_TAREA BREVE 1_:
Indica si cada afirmación concuerda con el fragmento sobre el burgués, respondiendo sí o no y citando literalmente las palabras del fragmento que lo deciden: (a) para el burgués, la realidad es neutra y moldeable; (b) hoy en día casi nadie es burgués; (c) el mundo del burgués tiene vida propia.

_FRAGMENTO DEL TEXTO_:
-=-=-
Sin esa mentalidad, hubiera sido imposible escapar de la Antigüedad, de la Tradición, para decirlo bestialmente. Fue necesario ese "click" en las mentes, hay que reconocerlo.
Pero...
Pero ya estamos en otra época. Han pasado siglos, ¡y muchos puentes bajo el agua! El poder ha cobrado otras formas, algunas muy extrañas. Ahora se trata de un poder sin áurea, sin legitimación del cielo.
El Gatopardo quedó muy atrás: Ser burgués hoy es ridículo. Anacrónico. ¡Es como creer que el mundo descansa sobre una tortuga! Es como hablar del éter, del flogisto y del horror vacui...
Sin embargo, todo el mundo es burgués hoy en día. Casi no conozco a nadie que no lo sea. Por ejemplo, hasta en Matrix repiten que somos nosotros los que escribimos nuestro destino...
Para el burgués, el individuo está solo en el mundo, es el único ser en el cosmos. Y la realidad es lo que rodea a este único ser. Pero se trata de una realidad neutra, y por eso mismo dúctil. Como si fuera de macilla. El burgués, el único ser en el cosmos, y foco de éste, puede modelar su realidad a gusto, como si la esculpiera artesanalmente. Su realidad: subrayo el posesivo. Puede y debe esculpirla, las dos cosas. Está él, en el centro, y luego está el mundo, su escenario, que puede acomodar según sus necesidades y caprichos. Este mundo carece de vida propia: no hace nada. Sólo se deja manipular, como si fuera una materia plástica totalmente “entregada”. Esta realidad maleable está a entera disposición de su centro: el burgués. Único ser en el cosmos. Todo lo demás se rebaja a la categoría de mera cosa.
-=-=-
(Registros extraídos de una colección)
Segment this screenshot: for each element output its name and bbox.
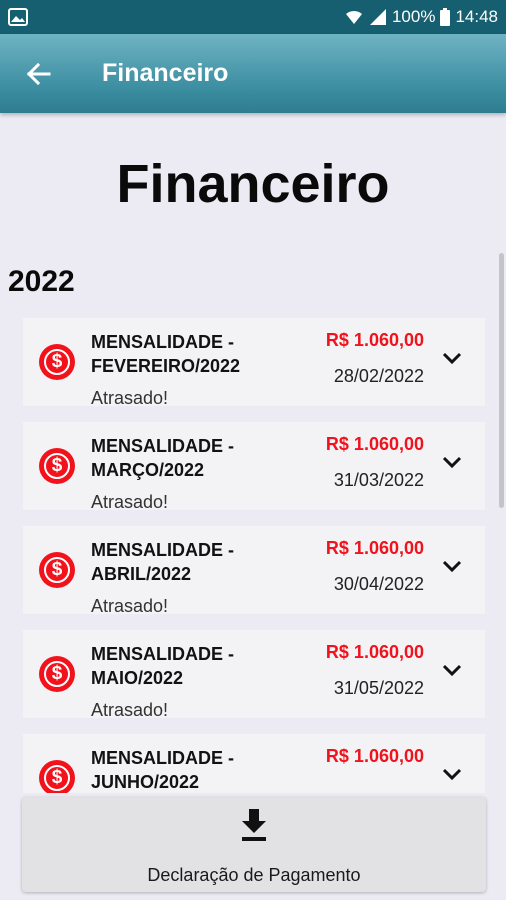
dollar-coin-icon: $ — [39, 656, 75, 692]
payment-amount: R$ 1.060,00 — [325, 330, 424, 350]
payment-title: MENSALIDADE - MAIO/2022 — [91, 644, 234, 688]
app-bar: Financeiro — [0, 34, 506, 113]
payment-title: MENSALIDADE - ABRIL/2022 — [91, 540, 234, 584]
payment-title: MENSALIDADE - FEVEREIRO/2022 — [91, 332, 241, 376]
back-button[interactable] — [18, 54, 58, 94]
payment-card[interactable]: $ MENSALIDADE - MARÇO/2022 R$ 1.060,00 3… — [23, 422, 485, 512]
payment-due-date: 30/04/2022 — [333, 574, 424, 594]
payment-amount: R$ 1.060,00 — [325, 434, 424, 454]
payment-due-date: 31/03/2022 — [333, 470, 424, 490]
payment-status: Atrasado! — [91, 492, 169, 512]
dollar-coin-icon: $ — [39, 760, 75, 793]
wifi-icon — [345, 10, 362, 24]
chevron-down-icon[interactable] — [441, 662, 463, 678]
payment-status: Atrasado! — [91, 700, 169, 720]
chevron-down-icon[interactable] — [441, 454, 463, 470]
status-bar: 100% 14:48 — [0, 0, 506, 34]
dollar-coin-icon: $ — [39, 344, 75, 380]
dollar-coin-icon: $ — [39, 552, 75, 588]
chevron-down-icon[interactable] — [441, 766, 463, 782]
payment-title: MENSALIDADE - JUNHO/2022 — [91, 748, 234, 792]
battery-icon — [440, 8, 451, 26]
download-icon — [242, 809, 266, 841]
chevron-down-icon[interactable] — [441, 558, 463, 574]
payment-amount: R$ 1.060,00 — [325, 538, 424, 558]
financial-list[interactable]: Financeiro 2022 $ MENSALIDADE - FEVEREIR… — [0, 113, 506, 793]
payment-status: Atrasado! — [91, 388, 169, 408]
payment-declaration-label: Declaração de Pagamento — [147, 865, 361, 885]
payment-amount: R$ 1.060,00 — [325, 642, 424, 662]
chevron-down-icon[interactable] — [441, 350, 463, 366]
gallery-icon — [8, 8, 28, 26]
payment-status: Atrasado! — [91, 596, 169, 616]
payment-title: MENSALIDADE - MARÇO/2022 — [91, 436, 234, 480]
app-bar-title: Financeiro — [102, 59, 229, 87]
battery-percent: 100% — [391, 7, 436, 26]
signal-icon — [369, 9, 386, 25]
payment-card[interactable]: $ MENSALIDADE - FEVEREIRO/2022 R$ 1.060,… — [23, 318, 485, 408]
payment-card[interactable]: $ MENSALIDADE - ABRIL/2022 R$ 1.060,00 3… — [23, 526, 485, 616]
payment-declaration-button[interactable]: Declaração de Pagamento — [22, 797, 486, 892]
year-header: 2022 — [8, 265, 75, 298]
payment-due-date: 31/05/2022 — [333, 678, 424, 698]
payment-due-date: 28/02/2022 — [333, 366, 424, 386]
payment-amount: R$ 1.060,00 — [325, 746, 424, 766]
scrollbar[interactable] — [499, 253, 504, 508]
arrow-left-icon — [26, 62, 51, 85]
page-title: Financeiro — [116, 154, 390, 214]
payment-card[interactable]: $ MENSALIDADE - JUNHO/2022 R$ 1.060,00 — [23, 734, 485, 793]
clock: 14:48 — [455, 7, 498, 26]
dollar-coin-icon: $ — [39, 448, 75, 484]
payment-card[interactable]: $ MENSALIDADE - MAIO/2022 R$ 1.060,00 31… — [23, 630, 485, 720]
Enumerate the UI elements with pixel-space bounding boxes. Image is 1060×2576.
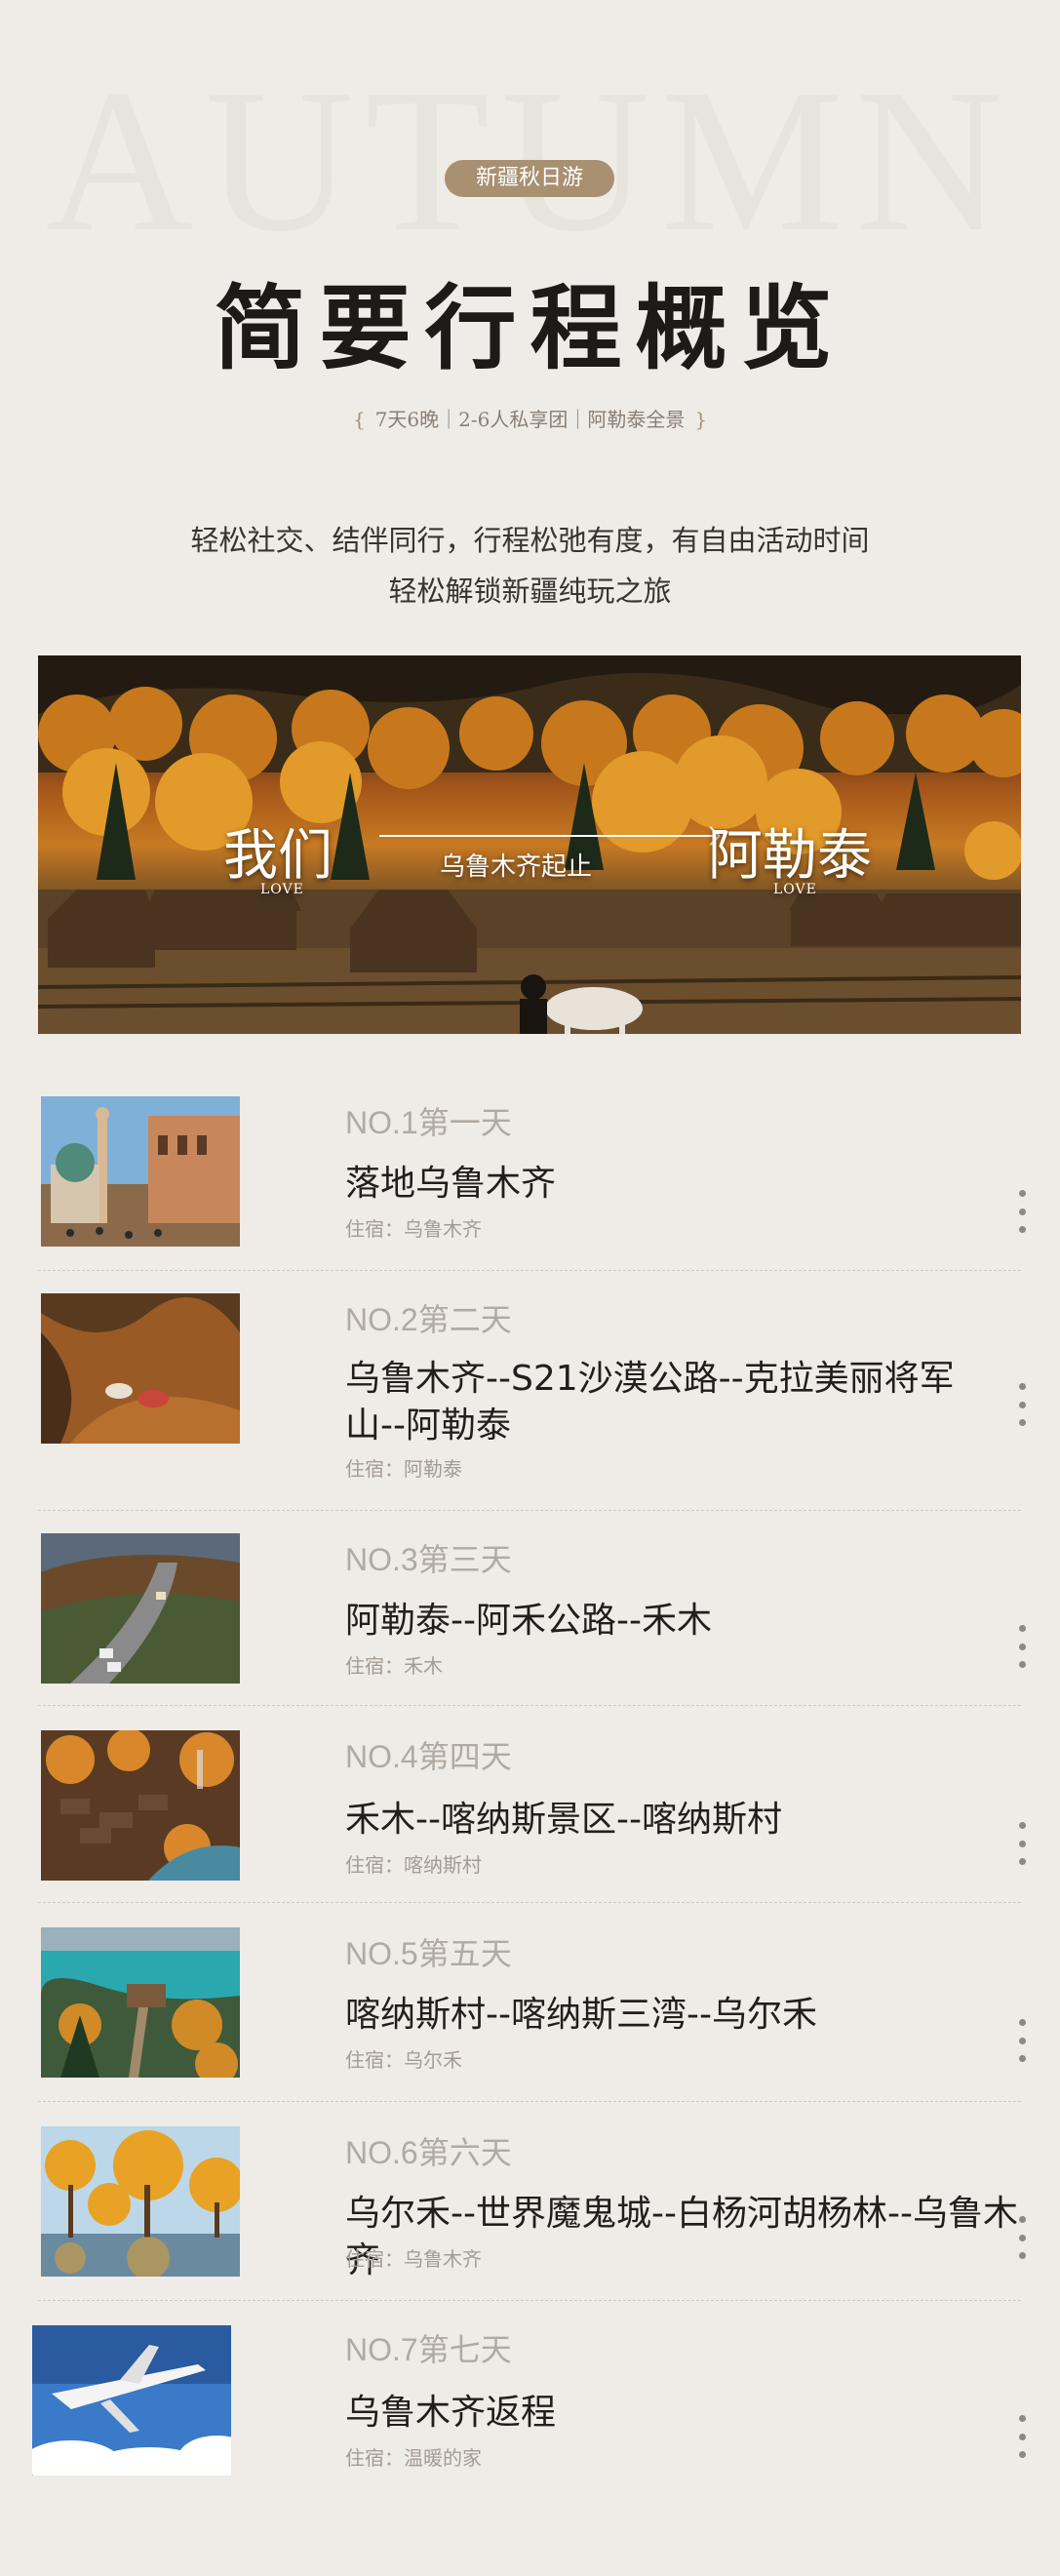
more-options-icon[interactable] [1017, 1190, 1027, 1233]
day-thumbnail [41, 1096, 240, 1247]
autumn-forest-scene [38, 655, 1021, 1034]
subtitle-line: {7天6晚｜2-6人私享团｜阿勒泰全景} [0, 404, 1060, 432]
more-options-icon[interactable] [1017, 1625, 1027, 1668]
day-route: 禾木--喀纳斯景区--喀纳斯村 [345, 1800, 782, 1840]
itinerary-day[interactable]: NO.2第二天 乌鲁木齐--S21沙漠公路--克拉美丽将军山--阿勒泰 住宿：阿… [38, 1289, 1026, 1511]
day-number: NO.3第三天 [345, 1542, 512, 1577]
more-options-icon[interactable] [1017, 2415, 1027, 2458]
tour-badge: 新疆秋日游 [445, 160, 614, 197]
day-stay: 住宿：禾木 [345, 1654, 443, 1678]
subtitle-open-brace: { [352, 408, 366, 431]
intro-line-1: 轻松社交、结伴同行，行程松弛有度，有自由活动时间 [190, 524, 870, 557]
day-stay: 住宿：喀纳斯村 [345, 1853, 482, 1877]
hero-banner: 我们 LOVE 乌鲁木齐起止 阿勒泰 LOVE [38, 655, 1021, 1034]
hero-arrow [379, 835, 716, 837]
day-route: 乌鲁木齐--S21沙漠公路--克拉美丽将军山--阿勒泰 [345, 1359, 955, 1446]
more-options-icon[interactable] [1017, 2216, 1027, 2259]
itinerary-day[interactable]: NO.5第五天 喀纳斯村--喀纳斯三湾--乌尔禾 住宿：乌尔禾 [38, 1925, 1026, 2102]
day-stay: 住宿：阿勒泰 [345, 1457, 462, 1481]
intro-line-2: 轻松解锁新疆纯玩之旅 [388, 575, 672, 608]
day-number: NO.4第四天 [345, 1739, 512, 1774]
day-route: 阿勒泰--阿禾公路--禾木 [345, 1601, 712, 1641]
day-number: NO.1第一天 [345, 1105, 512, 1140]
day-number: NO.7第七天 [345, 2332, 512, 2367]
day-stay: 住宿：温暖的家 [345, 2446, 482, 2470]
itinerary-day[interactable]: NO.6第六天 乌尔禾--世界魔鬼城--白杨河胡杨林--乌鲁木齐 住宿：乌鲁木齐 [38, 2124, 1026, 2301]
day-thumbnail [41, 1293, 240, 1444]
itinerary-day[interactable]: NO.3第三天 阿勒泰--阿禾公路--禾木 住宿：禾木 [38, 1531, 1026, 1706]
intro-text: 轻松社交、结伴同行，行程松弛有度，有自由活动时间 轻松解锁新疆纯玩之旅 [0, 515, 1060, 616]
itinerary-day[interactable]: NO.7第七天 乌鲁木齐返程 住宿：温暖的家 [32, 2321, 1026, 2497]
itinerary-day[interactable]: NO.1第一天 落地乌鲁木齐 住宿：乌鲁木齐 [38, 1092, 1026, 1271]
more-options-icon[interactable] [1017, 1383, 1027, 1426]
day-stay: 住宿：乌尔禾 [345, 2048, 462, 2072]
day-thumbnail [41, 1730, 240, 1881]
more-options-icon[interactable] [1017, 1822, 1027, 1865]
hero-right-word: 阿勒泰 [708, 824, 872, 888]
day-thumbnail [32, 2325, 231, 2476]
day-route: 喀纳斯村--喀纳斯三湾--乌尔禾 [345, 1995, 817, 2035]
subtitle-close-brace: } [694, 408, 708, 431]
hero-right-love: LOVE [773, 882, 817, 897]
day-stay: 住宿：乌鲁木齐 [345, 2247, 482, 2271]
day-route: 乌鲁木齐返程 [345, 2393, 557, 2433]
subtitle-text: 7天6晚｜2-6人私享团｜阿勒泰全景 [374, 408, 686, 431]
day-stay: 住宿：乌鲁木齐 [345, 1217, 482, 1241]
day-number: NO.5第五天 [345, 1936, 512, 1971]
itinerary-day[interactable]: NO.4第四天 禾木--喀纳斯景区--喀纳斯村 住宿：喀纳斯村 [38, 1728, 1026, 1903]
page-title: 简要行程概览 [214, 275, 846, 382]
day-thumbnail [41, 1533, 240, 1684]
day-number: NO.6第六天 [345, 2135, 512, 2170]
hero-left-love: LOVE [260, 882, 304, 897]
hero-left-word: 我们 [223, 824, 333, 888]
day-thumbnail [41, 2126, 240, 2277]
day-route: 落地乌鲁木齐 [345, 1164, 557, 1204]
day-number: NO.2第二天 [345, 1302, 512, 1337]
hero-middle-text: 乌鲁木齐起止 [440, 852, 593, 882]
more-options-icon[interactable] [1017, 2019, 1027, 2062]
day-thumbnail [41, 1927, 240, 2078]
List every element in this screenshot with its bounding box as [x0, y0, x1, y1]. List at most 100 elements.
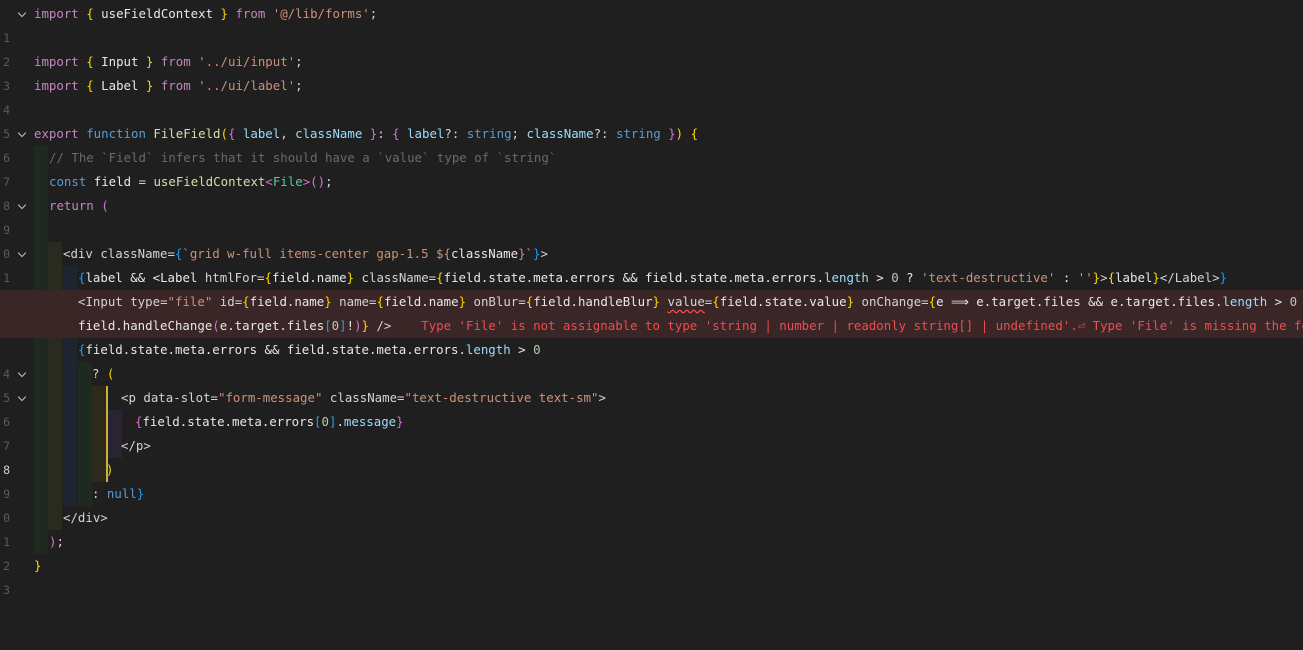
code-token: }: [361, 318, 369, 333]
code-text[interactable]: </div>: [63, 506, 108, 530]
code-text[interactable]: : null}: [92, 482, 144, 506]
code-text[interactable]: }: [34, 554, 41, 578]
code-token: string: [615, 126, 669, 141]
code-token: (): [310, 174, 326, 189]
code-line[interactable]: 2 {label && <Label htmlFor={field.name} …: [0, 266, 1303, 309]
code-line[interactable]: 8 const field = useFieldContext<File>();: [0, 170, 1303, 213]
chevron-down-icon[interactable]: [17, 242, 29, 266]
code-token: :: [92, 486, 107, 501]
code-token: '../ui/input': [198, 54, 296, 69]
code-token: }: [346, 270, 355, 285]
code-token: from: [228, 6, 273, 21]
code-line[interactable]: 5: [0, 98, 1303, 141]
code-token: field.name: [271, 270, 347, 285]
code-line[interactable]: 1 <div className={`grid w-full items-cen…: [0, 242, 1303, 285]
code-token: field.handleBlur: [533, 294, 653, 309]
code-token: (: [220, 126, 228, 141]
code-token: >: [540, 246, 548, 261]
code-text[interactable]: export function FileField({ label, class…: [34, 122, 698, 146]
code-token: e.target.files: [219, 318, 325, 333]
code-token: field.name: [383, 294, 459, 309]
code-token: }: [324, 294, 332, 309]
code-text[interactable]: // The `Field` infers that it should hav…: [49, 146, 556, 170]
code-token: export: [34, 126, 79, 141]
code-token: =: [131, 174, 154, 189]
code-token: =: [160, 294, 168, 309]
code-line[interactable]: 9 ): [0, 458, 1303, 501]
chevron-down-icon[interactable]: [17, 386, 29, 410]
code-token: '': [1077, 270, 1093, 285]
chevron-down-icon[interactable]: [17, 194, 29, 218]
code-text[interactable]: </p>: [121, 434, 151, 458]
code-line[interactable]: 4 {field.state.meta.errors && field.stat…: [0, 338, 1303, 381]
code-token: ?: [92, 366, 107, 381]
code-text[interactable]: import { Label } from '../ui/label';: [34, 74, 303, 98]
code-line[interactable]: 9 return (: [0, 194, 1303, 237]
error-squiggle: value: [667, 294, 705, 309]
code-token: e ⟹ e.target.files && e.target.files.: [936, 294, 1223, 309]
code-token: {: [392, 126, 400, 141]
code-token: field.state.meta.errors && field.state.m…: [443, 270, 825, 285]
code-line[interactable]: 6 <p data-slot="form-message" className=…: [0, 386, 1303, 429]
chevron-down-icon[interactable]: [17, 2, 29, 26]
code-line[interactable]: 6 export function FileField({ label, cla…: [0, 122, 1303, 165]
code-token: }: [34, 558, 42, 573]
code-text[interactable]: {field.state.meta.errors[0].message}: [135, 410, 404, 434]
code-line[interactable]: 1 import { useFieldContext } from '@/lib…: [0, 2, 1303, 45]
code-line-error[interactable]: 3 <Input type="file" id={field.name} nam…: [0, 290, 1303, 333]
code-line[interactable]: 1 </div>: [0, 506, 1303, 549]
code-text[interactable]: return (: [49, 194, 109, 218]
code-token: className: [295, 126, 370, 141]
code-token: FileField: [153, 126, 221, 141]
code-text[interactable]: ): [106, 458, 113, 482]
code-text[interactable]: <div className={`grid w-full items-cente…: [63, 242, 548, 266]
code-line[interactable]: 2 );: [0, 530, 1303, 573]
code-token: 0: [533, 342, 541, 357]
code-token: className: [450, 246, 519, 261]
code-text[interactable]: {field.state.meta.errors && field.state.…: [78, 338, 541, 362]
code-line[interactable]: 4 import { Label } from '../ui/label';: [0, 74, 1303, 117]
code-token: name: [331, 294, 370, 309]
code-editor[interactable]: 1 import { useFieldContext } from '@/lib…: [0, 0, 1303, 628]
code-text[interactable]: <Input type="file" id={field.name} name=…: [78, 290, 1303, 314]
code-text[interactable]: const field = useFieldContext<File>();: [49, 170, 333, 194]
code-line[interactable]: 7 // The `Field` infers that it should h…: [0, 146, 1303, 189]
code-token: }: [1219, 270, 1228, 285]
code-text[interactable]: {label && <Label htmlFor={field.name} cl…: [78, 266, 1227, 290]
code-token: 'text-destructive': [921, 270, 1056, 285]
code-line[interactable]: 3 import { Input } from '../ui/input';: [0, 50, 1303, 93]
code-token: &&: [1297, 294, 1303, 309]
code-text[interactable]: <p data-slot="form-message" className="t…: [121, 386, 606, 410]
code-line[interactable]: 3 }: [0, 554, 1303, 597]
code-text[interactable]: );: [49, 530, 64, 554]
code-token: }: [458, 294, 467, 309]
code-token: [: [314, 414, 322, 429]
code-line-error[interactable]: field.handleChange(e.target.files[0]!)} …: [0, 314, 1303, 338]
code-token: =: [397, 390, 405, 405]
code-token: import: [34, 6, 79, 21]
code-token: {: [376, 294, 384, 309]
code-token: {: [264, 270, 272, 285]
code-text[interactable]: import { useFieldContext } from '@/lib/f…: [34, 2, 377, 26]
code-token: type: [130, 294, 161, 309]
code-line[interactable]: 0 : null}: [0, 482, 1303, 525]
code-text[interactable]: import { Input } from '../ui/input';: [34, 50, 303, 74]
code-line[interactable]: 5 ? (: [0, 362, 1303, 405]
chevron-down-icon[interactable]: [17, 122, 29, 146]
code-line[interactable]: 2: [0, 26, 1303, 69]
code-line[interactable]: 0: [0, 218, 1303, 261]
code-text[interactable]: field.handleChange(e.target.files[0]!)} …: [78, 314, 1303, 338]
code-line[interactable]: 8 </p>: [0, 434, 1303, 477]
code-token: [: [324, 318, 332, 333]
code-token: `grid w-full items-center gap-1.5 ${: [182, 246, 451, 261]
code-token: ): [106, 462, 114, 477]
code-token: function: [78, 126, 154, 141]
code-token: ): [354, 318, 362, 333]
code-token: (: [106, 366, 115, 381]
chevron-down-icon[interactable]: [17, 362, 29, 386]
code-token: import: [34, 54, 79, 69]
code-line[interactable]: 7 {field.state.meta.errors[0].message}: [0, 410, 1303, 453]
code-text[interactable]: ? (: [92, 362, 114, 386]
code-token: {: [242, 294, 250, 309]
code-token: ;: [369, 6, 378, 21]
-=-=-
_TAREA BREVE 2_:
En los registros, sustituye "day-thumbnail" por "day-image" en las líneas que empiezan en la que contiene "more-options-icon[interactable] [1017, 1190, 1027, 1233]" y terminan tras la que contiene "day-number: NO.3第三天 [345, 1542, 512, 1577]", sin cambiar nada más. Escribe solo esas líneas.

_RESPUESTA 1_:
(a) Sí: "Pero se trata de una realidad neutra, y por eso mismo dúctil."
(b) No: "Sin embargo, todo el mundo es burgués hoy en día."
(c) No: "Este mundo carece de vida propia: no hace nada."

_RESPUESTA 2_:
more-options-icon[interactable] [1017, 1190, 1027, 1233]
day-image [41, 1096, 240, 1247]
autumn-forest-scene [38, 655, 1021, 1034]
subtitle-line: {7天6晚｜2-6人私享团｜阿勒泰全景} [0, 404, 1060, 432]
more-options-icon[interactable] [1017, 1625, 1027, 1668]
day-route: 禾木--喀纳斯景区--喀纳斯村 [345, 1800, 782, 1840]
itinerary-day[interactable]: NO.2第二天 乌鲁木齐--S21沙漠公路--克拉美丽将军山--阿勒泰 住宿：阿… [38, 1289, 1026, 1511]
day-number: NO.3第三天 [345, 1542, 512, 1577]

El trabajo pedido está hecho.